Return the complete listing that follows, with each line reproduced exactly.

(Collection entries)
* * * * *

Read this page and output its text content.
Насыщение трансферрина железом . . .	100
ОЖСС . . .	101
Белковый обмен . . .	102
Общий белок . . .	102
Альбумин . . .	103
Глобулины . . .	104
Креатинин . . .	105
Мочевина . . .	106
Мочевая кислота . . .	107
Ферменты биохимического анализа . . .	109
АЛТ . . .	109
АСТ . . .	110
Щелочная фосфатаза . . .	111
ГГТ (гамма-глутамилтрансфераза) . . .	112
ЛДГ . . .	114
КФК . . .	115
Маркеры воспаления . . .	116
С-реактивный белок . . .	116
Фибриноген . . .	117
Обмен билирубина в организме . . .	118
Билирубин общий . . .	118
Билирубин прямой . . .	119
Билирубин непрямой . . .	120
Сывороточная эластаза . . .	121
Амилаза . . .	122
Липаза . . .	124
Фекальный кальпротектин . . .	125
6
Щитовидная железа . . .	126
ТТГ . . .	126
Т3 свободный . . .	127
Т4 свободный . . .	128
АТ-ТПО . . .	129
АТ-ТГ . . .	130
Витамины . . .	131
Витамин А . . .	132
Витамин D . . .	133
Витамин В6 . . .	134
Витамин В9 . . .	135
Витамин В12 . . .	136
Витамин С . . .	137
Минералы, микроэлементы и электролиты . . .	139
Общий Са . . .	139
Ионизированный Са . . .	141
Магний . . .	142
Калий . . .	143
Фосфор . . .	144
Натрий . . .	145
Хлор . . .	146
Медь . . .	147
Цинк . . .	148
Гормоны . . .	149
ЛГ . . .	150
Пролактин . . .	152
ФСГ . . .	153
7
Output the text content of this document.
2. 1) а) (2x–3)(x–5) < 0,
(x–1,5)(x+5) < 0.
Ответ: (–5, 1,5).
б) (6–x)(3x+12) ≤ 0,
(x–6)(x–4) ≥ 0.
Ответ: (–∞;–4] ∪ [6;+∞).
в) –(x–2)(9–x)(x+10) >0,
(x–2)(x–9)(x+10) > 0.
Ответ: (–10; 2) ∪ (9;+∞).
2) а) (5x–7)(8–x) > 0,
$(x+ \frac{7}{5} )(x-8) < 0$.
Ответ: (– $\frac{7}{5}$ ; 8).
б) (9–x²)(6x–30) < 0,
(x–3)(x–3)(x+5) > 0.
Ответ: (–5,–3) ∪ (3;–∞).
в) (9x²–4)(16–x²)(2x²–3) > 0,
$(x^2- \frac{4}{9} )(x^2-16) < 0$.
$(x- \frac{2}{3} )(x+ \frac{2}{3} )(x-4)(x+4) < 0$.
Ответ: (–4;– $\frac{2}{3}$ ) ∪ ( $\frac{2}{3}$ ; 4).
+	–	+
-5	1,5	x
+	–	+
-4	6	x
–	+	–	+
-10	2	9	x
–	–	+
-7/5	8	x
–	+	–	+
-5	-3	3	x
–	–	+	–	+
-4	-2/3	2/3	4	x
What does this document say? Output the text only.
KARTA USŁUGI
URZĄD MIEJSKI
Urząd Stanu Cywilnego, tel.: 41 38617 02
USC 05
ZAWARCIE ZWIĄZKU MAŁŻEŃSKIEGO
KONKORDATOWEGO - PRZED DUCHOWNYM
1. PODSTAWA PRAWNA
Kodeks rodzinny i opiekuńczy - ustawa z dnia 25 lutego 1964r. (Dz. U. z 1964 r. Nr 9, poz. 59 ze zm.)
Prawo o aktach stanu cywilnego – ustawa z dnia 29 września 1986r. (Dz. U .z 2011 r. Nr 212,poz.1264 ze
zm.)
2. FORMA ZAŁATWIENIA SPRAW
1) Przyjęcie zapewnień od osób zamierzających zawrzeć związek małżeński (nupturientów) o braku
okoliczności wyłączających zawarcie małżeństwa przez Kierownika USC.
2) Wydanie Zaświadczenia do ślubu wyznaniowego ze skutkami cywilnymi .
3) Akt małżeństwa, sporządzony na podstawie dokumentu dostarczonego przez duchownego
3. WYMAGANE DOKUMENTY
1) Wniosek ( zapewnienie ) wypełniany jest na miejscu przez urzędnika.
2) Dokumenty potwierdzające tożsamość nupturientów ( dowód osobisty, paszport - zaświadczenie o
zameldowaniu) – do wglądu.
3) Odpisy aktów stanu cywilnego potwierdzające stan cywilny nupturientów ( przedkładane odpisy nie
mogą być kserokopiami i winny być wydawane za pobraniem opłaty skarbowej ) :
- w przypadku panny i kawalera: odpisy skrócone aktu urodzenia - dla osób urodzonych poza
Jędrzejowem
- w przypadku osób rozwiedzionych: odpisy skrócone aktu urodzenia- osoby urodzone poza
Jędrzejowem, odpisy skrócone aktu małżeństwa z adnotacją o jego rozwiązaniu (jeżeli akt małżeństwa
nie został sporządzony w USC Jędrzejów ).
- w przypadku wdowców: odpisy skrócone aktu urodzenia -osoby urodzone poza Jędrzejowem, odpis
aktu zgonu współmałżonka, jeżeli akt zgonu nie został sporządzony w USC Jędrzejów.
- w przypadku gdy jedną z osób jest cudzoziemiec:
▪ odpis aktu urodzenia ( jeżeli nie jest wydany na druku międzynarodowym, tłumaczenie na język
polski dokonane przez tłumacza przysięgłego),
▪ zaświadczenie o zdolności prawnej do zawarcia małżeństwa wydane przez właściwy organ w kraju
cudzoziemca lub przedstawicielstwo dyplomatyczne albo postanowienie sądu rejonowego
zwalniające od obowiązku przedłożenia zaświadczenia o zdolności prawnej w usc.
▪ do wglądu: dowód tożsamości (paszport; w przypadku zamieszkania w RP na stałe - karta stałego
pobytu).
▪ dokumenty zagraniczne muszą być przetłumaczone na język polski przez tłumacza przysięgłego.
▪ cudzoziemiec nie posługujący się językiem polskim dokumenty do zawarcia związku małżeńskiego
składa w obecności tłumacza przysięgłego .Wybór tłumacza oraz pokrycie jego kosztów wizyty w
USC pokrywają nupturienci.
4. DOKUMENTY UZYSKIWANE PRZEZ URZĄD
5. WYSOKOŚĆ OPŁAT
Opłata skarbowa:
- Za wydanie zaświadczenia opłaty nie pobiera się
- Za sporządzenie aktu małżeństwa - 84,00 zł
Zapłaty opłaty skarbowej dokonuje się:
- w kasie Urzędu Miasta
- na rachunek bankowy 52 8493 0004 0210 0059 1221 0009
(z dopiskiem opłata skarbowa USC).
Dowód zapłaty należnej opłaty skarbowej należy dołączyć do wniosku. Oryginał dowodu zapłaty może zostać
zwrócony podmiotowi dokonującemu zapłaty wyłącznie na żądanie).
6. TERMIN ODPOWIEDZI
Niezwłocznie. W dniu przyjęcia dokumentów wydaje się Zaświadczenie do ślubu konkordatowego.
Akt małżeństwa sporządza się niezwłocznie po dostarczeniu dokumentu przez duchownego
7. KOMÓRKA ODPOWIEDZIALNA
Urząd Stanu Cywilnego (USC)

* * * * *

Problem solution
Read this page and output its text content.
Насыщение трансферрина железом . . .	100
ОЖСС . . .	101
Белковый обмен . . .	102
Общий белок . . .	102
Альбумин . . .	103
Глобулины . . .	104
Креатинин . . .	105
Мочевина . . .	106
Мочевая кислота . . .	107
Ферменты биохимического анализа . . .	109
АЛТ . . .	109
АСТ . . .	110
Щелочная фосфатаза . . .	111
ГГТ (гамма-глутамилтрансфераза) . . .	112
ЛДГ . . .	114
КФК . . .	115
Маркеры воспаления . . .	116
С-реактивный белок . . .	116
Фибриноген . . .	117
Обмен билирубина в организме . . .	118
Билирубин общий . . .	118
Билирубин прямой . . .	119
Билирубин непрямой . . .	120
Сывороточная эластаза . . .	121
Амилаза . . .	122
Липаза . . .	124
Фекальный кальпротектин . . .	125
6
Щитовидная железа . . .	126
ТТГ . . .	126
Т3 свободный . . .	127
Т4 свободный . . .	128
АТ-ТПО . . .	129
АТ-ТГ . . .	130
Витамины . . .	131
Витамин А . . .	132
Витамин D . . .	133
Витамин В6 . . .	134
Витамин В9 . . .	135
Витамин В12 . . .	136
Витамин С . . .	137
Минералы, микроэлементы и электролиты . . .	139
Общий Са . . .	139
Ионизированный Са . . .	141
Магний . . .	142
Калий . . .	143
Фосфор . . .	144
Натрий . . .	145
Хлор . . .	146
Медь . . .	147
Цинк . . .	148
Гормоны . . .	149
ЛГ . . .	150
Пролактин . . .	152
ФСГ . . .	153
7
Output the text content of this document.
2. 1) а) (2x–3)(x–5) < 0,
(x–1,5)(x+5) < 0.
Ответ: (–5, 1,5).
б) (6–x)(3x+12) ≤ 0,
(x–6)(x–4) ≥ 0.
Ответ: (–∞;–4] ∪ [6;+∞).
в) –(x–2)(9–x)(x+10) >0,
(x–2)(x–9)(x+10) > 0.
Ответ: (–10; 2) ∪ (9;+∞).
2) а) (5x–7)(8–x) > 0,
$(x+ \frac{7}{5} )(x-8) < 0$.
Ответ: (– $\frac{7}{5}$ ; 8).
б) (9–x²)(6x–30) < 0,
(x–3)(x–3)(x+5) > 0.
Ответ: (–5,–3) ∪ (3;–∞).
в) (9x²–4)(16–x²)(2x²–3) > 0,
$(x^2- \frac{4}{9} )(x^2-16) < 0$.
$(x- \frac{2}{3} )(x+ \frac{2}{3} )(x-4)(x+4) < 0$.
Ответ: (–4;– $\frac{2}{3}$ ) ∪ ( $\frac{2}{3}$ ; 4).
+	–	+
-5	1,5	x
+	–	+
-4	6	x
–	+	–	+
-10	2	9	x
–	–	+
-7/5	8	x
–	+	–	+
-5	-3	3	x
–	–	+	–	+
-4	-2/3	2/3	4	x
What does this document say? Output the text only.
KARTA USŁUGI
URZĄD MIEJSKI
Urząd Stanu Cywilnego, tel.: 41 38617 02
USC 05
ZAWARCIE ZWIĄZKU MAŁŻEŃSKIEGO
KONKORDATOWEGO - PRZED DUCHOWNYM
1. PODSTAWA PRAWNA
Kodeks rodzinny i opiekuńczy - ustawa z dnia 25 lutego 1964r. (Dz. U. z 1964 r. Nr 9, poz. 59 ze zm.)
Prawo o aktach stanu cywilnego – ustawa z dnia 29 września 1986r. (Dz. U .z 2011 r. Nr 212,poz.1264 ze
zm.)
2. FORMA ZAŁATWIENIA SPRAW
1) Przyjęcie zapewnień od osób zamierzających zawrzeć związek małżeński (nupturientów) o braku
okoliczności wyłączających zawarcie małżeństwa przez Kierownika USC.
2) Wydanie Zaświadczenia do ślubu wyznaniowego ze skutkami cywilnymi .
3) Akt małżeństwa, sporządzony na podstawie dokumentu dostarczonego przez duchownego
3. WYMAGANE DOKUMENTY
1) Wniosek ( zapewnienie ) wypełniany jest na miejscu przez urzędnika.
2) Dokumenty potwierdzające tożsamość nupturientów ( dowód osobisty, paszport - zaświadczenie o
zameldowaniu) – do wglądu.
3) Odpisy aktów stanu cywilnego potwierdzające stan cywilny nupturientów ( przedkładane odpisy nie
mogą być kserokopiami i winny być wydawane za pobraniem opłaty skarbowej ) :
- w przypadku panny i kawalera: odpisy skrócone aktu urodzenia - dla osób urodzonych poza
Jędrzejowem
- w przypadku osób rozwiedzionych: odpisy skrócone aktu urodzenia- osoby urodzone poza
Jędrzejowem, odpisy skrócone aktu małżeństwa z adnotacją o jego rozwiązaniu (jeżeli akt małżeństwa
nie został sporządzony w USC Jędrzejów ).
- w przypadku wdowców: odpisy skrócone aktu urodzenia -osoby urodzone poza Jędrzejowem, odpis
aktu zgonu współmałżonka, jeżeli akt zgonu nie został sporządzony w USC Jędrzejów.
- w przypadku gdy jedną z osób jest cudzoziemiec:
▪ odpis aktu urodzenia ( jeżeli nie jest wydany na druku międzynarodowym, tłumaczenie na język
polski dokonane przez tłumacza przysięgłego),
▪ zaświadczenie o zdolności prawnej do zawarcia małżeństwa wydane przez właściwy organ w kraju
cudzoziemca lub przedstawicielstwo dyplomatyczne albo postanowienie sądu rejonowego
zwalniające od obowiązku przedłożenia zaświadczenia o zdolności prawnej w usc.
▪ do wglądu: dowód tożsamości (paszport; w przypadku zamieszkania w RP na stałe - karta stałego
pobytu).
▪ dokumenty zagraniczne muszą być przetłumaczone na język polski przez tłumacza przysięgłego.
▪ cudzoziemiec nie posługujący się językiem polskim dokumenty do zawarcia związku małżeńskiego
składa w obecności tłumacza przysięgłego .Wybór tłumacza oraz pokrycie jego kosztów wizyty w
USC pokrywają nupturienci.
4. DOKUMENTY UZYSKIWANE PRZEZ URZĄD
5. WYSOKOŚĆ OPŁAT
Opłata skarbowa:
- Za wydanie zaświadczenia opłaty nie pobiera się
- Za sporządzenie aktu małżeństwa - 84,00 zł
Zapłaty opłaty skarbowej dokonuje się:
- w kasie Urzędu Miasta
- na rachunek bankowy 52 8493 0004 0210 0059 1221 0009
(z dopiskiem opłata skarbowa USC).
Dowód zapłaty należnej opłaty skarbowej należy dołączyć do wniosku. Oryginał dowodu zapłaty może zostać
zwrócony podmiotowi dokonującemu zapłaty wyłącznie na żądanie).
6. TERMIN ODPOWIEDZI
Niezwłocznie. W dniu przyjęcia dokumentów wydaje się Zaświadczenie do ślubu konkordatowego.
Akt małżeństwa sporządza się niezwłocznie po dostarczeniu dokumentu przez duchownego
7. KOMÓRKA ODPOWIEDZIALNA
Urząd Stanu Cywilnego (USC)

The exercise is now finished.